> **DIRECTION**
The records below must be copied in full; omit the images.

* * *

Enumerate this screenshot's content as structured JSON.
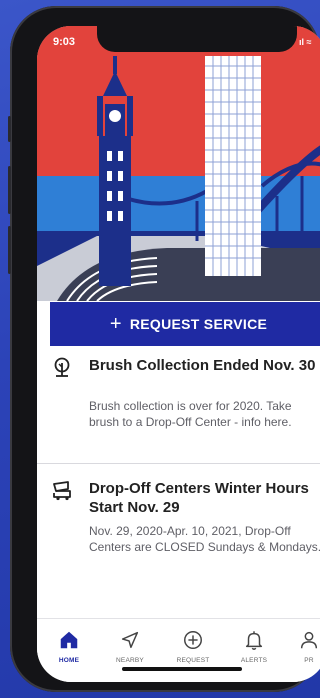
{
  "status": {
    "time": "9:03",
    "indicators": "ıl ≈"
  },
  "hero": {
    "icon": "city-skyline-illustration"
  },
  "cta": {
    "icon": "plus-icon",
    "label": "REQUEST SERVICE"
  },
  "alerts": [
    {
      "icon": "tree-icon",
      "title": "Brush Collection Ended Nov. 30",
      "body": "Brush collection is over for 2020. Take brush to a Drop-Off Center - info here."
    },
    {
      "icon": "dump-truck-icon",
      "title": "Drop-Off Centers Winter Hours Start Nov. 29",
      "body": "Nov. 29, 2020-Apr. 10, 2021, Drop-Off Centers are CLOSED Sundays & Mondays."
    }
  ],
  "tabs": [
    {
      "label": "HOME",
      "icon": "home-icon",
      "active": true
    },
    {
      "label": "NEARBY",
      "icon": "navigation-arrow-icon"
    },
    {
      "label": "REQUEST",
      "icon": "plus-circle-icon"
    },
    {
      "label": "ALERTS",
      "icon": "bell-icon"
    },
    {
      "label": "PR",
      "icon": "profile-icon"
    }
  ],
  "colors": {
    "brand_blue": "#1f2aa3",
    "hero_red": "#e2433c",
    "sky_blue": "#2f7fd6"
  }
}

* * *

> **EXERCISE ANSWER**
Enumerate this screenshot's content as structured JSON.
{
  "status": {
    "time": "9:03",
    "indicators": "ıl ≈"
  },
  "hero": {
    "icon": "city-skyline-illustration"
  },
  "cta": {
    "icon": "plus-icon",
    "label": "REQUEST SERVICE"
  },
  "alerts": [
    {
      "icon": "tree-icon",
      "title": "Brush Collection Ended Nov. 30",
      "body": "Brush collection is over for 2020. Take brush to a Drop-Off Center - info here."
    },
    {
      "icon": "dump-truck-icon",
      "title": "Drop-Off Centers Winter Hours Start Nov. 29",
      "body": "Nov. 29, 2020-Apr. 10, 2021, Drop-Off Centers are CLOSED Sundays & Mondays."
    }
  ],
  "tabs": [
    {
      "label": "HOME",
      "icon": "home-icon",
      "active": true
    },
    {
      "label": "NEARBY",
      "icon": "navigation-arrow-icon"
    },
    {
      "label": "REQUEST",
      "icon": "plus-circle-icon"
    },
    {
      "label": "ALERTS",
      "icon": "bell-icon"
    },
    {
      "label": "PR",
      "icon": "profile-icon"
    }
  ],
  "colors": {
    "brand_blue": "#1f2aa3",
    "hero_red": "#e2433c",
    "sky_blue": "#2f7fd6"
  }
}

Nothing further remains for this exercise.